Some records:

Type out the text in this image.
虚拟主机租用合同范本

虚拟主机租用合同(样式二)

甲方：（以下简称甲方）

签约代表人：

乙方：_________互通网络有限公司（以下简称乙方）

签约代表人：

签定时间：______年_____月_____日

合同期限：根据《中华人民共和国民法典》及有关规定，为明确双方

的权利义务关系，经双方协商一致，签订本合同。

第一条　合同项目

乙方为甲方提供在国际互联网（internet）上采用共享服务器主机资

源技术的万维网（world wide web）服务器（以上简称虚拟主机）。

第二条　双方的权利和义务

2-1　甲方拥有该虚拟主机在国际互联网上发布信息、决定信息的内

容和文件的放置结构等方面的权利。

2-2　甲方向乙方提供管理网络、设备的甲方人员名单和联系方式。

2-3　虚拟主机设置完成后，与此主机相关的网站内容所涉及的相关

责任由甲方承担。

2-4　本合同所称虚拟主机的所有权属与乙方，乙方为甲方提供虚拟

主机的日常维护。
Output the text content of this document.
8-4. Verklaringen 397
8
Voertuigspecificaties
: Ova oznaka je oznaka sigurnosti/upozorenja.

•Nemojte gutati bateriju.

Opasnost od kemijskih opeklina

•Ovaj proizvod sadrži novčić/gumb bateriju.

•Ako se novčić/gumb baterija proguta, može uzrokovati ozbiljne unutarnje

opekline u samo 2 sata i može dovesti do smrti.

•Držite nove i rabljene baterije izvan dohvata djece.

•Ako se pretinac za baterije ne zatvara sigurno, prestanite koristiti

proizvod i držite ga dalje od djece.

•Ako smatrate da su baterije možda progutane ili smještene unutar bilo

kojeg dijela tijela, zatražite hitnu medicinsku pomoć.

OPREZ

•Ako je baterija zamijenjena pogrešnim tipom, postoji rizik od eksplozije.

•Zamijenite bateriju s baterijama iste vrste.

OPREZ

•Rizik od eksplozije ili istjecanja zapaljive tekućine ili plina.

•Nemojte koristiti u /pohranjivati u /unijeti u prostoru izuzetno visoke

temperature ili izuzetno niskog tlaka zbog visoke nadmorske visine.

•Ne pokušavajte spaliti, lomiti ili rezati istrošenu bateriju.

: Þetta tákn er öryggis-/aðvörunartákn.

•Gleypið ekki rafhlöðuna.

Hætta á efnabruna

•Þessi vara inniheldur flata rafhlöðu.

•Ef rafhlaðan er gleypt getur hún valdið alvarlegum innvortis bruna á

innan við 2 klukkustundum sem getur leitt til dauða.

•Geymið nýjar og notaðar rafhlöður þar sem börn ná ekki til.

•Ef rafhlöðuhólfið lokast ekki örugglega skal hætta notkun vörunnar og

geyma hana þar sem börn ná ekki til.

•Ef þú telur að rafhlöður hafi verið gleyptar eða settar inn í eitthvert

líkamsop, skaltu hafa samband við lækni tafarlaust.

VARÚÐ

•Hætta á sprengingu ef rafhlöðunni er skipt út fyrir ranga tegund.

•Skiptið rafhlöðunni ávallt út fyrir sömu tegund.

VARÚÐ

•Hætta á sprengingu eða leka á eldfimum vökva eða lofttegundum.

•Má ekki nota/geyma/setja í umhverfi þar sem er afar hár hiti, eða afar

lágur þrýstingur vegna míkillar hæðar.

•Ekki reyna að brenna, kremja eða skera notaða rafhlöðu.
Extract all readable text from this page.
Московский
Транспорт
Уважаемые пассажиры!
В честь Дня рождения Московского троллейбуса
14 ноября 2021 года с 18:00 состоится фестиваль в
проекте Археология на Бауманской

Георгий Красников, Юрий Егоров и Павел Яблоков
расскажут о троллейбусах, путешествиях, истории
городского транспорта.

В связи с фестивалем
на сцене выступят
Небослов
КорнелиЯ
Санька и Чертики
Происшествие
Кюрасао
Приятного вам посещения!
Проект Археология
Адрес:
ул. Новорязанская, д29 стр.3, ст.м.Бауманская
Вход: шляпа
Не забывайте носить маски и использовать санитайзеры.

*Your goal*:
In the entries above, identify every line with the word "Археология". Copy those lines.

*Expected answer*:
проекте Археология на Бауманской
Проект Археология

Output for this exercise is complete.